Entries from a dataset:
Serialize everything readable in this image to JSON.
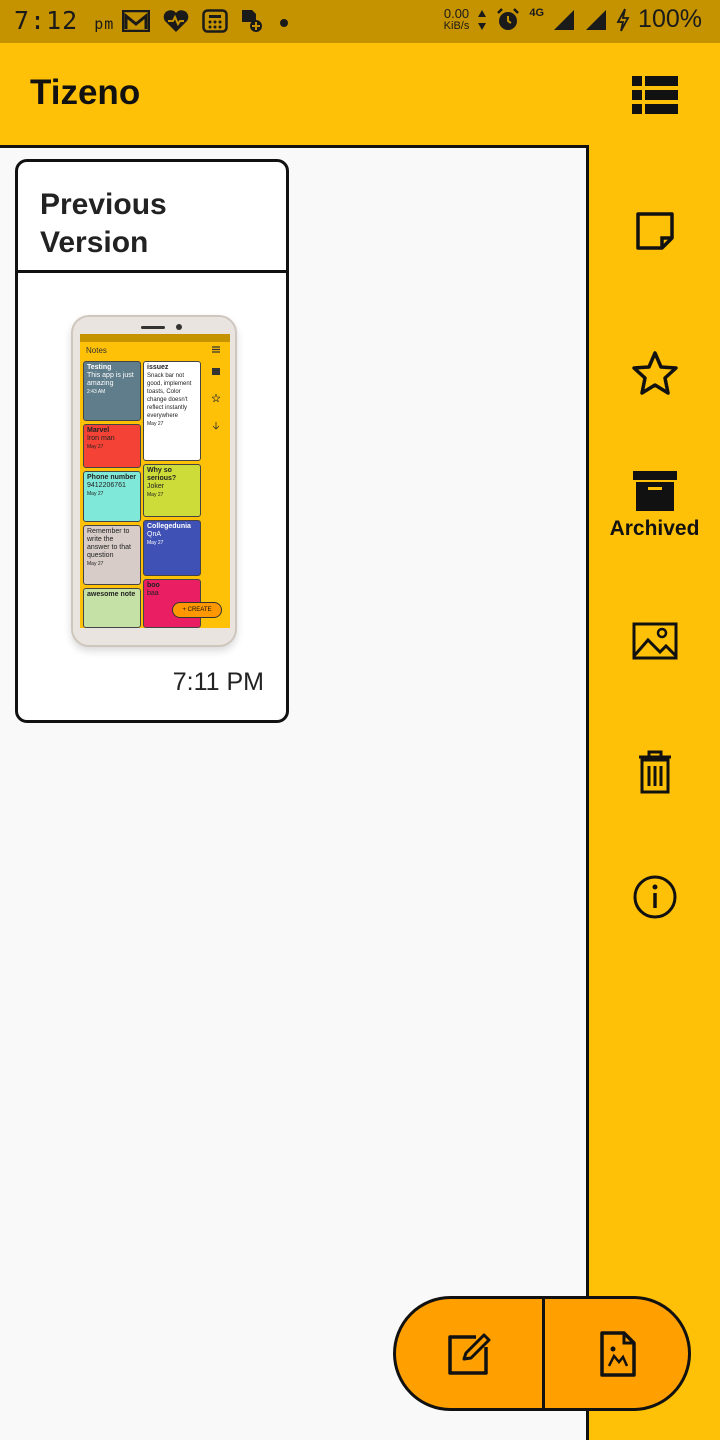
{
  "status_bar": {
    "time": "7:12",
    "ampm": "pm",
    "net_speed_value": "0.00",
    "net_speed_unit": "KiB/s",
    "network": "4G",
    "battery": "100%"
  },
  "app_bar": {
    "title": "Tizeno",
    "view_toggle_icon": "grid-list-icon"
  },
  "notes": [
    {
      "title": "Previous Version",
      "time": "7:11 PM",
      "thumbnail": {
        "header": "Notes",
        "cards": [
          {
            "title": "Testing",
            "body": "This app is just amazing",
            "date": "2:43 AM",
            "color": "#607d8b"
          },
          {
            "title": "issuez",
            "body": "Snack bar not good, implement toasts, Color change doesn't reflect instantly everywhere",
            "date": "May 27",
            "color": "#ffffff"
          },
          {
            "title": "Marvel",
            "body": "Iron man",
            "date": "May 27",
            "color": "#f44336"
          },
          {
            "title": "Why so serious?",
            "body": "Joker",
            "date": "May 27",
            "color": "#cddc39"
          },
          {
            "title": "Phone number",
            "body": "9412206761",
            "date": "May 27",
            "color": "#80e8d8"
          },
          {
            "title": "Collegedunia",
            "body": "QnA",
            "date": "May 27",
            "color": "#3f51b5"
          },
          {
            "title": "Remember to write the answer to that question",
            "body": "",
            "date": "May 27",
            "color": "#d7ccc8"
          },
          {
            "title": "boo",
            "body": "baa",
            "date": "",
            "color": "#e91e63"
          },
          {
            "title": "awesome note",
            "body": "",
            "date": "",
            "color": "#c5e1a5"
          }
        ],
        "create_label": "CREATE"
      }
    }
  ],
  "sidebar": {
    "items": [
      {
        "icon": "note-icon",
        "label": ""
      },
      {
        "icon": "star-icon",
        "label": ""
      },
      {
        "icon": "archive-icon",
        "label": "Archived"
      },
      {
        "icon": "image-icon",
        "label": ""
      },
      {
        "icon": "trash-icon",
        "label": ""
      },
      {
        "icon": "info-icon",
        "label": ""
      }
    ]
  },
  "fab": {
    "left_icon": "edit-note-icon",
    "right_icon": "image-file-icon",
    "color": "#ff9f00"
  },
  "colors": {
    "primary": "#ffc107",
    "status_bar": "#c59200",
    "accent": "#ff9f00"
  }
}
--
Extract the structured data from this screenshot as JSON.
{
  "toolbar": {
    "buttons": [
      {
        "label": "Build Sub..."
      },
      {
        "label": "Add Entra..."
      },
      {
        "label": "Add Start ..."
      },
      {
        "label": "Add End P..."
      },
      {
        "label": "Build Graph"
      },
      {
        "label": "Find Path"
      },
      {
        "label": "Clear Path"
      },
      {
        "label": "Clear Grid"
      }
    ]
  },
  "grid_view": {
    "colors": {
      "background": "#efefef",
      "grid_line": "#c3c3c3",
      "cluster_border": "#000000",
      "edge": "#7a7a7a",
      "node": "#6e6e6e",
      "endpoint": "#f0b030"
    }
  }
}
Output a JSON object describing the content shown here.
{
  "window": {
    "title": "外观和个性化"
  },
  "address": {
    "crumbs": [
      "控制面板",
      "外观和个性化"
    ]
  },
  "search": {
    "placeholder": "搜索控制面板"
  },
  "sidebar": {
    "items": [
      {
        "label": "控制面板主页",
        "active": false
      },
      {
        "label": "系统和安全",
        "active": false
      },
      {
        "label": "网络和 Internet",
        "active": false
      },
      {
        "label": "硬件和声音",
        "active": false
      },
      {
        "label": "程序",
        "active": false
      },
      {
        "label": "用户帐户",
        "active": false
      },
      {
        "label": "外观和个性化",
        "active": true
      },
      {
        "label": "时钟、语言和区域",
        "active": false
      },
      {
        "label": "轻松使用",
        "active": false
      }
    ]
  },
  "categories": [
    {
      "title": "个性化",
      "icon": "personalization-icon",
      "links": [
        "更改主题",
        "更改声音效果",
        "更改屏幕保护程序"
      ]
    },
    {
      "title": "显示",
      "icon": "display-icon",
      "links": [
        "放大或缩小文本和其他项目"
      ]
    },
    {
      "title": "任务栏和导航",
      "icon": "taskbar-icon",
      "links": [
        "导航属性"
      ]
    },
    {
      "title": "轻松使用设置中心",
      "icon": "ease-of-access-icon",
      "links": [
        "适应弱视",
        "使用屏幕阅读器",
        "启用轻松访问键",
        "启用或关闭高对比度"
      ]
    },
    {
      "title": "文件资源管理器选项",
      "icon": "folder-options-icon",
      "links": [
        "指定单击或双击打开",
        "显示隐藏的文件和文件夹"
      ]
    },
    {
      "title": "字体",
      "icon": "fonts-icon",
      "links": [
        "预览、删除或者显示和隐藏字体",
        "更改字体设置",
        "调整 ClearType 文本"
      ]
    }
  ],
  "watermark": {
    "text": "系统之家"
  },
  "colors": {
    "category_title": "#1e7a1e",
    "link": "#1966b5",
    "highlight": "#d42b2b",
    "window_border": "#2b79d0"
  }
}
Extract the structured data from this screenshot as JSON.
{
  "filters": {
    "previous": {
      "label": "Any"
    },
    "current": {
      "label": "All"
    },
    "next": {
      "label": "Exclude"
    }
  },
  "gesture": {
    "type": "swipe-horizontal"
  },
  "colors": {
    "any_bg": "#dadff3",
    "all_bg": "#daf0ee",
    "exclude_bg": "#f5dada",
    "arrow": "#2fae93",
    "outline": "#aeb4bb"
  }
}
--
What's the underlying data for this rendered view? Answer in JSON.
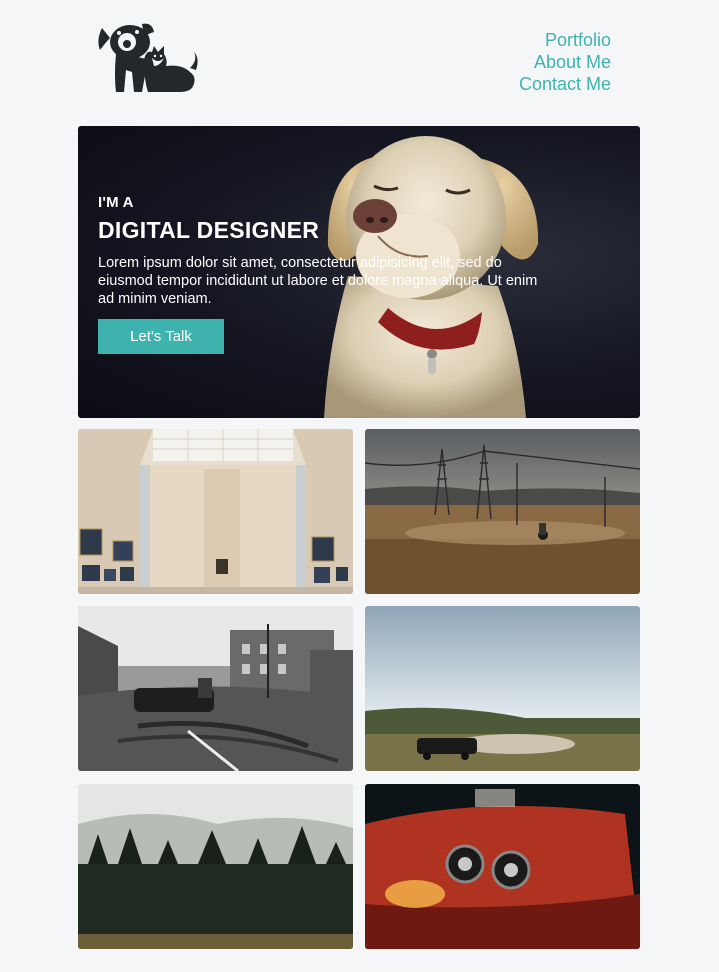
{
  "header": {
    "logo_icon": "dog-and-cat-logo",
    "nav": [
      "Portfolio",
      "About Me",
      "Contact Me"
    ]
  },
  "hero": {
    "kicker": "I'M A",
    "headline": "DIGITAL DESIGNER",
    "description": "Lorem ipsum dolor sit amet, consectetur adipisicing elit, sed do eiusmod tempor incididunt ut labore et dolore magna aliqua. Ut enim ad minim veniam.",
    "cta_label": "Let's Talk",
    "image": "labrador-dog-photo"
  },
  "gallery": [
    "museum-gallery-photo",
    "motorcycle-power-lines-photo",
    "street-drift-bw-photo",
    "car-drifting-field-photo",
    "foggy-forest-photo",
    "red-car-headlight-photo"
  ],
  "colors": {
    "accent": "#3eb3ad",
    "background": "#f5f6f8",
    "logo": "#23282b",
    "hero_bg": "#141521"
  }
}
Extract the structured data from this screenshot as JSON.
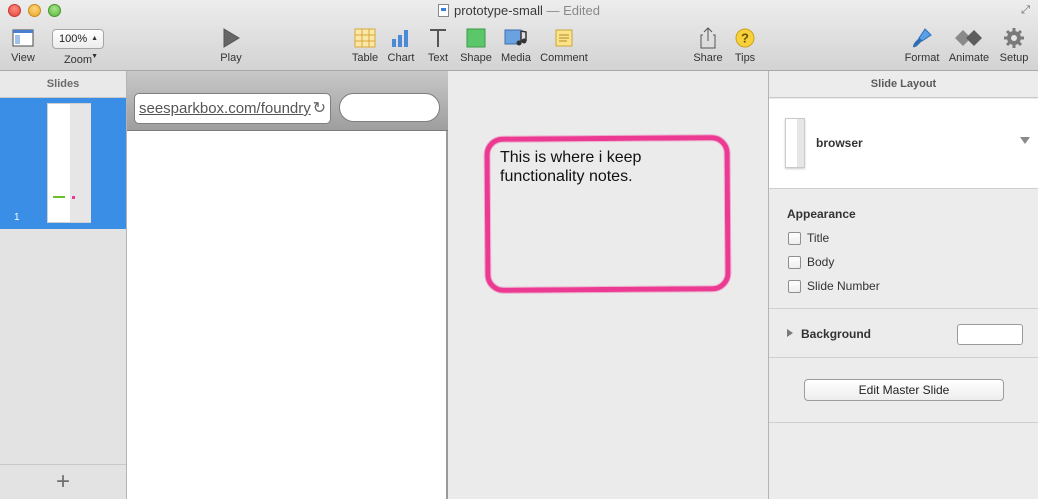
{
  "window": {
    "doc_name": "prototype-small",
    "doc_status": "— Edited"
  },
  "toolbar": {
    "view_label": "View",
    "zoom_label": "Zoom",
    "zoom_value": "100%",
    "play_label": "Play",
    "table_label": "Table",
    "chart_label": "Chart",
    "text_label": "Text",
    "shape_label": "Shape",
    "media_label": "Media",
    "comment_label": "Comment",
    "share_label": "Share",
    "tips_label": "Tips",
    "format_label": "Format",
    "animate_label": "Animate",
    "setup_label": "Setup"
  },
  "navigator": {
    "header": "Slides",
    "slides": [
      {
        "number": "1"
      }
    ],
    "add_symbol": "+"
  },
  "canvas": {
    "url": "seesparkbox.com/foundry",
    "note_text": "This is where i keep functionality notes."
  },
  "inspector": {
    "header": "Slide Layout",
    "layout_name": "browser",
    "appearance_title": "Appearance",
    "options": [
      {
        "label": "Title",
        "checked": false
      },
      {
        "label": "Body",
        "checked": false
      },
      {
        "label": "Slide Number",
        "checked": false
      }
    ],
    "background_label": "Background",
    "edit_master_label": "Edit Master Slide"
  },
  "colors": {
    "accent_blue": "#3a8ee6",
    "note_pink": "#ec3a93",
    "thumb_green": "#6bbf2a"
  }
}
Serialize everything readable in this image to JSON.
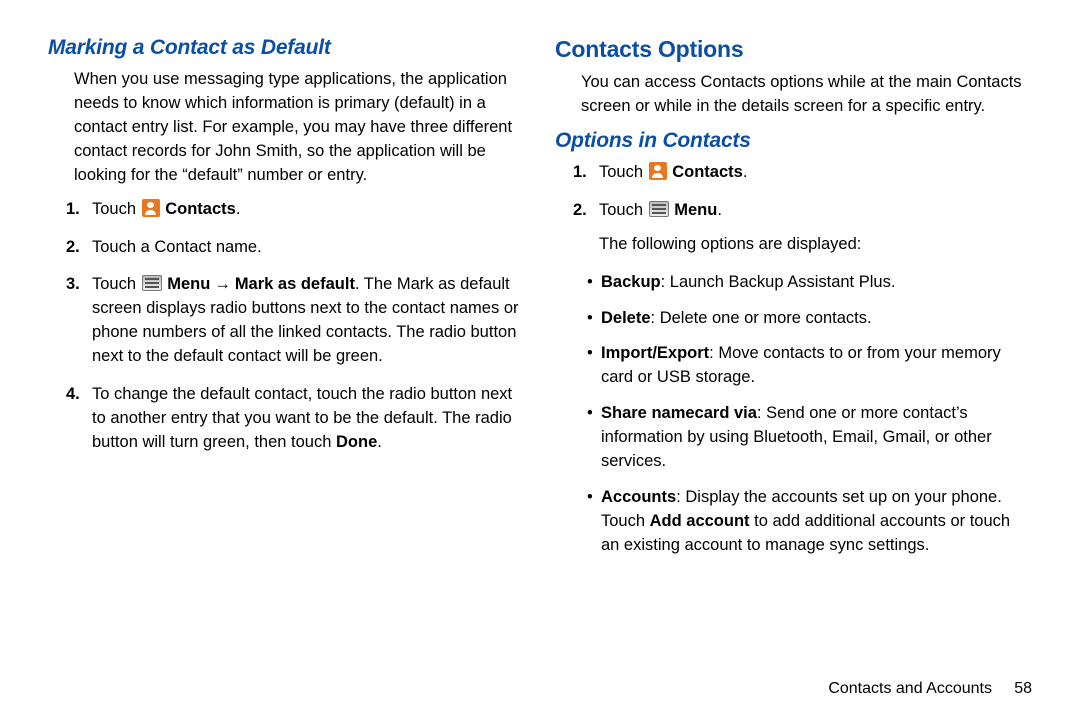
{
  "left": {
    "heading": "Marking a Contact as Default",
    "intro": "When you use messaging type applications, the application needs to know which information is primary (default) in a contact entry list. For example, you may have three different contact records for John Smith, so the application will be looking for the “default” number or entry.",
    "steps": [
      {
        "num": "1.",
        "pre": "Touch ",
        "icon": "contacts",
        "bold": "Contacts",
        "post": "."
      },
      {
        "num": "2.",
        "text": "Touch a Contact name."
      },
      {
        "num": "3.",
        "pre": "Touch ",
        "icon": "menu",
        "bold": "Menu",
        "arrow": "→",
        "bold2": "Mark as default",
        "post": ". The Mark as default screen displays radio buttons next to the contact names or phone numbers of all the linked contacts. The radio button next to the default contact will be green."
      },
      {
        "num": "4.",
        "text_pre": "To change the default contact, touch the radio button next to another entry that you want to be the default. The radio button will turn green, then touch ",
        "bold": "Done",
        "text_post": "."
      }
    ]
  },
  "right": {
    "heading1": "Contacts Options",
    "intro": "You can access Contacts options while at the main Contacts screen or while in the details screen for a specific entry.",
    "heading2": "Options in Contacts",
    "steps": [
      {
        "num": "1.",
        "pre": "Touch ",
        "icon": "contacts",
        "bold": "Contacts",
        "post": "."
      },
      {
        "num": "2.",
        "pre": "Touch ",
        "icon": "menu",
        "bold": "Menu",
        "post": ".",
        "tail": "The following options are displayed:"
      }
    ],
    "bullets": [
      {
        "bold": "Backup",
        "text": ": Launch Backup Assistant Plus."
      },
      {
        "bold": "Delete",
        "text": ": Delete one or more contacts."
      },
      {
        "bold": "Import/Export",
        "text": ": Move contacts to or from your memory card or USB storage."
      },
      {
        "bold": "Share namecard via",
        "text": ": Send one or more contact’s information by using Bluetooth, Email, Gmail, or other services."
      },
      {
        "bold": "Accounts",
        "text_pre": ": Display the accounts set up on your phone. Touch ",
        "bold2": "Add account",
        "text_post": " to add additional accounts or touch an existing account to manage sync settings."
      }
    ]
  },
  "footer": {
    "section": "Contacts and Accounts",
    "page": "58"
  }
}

◆ **What is required**: Write out every line from the entries where "list" appears.

◆ **Finished answer**:
    "view_toggle_icon": "grid-list-icon"
    "intro": "When you use messaging type applications, the application needs to know which information is primary (default) in a contact entry list. For example, you may have three different contact records for John Smith, so the application will be looking for the “default” number or entry.",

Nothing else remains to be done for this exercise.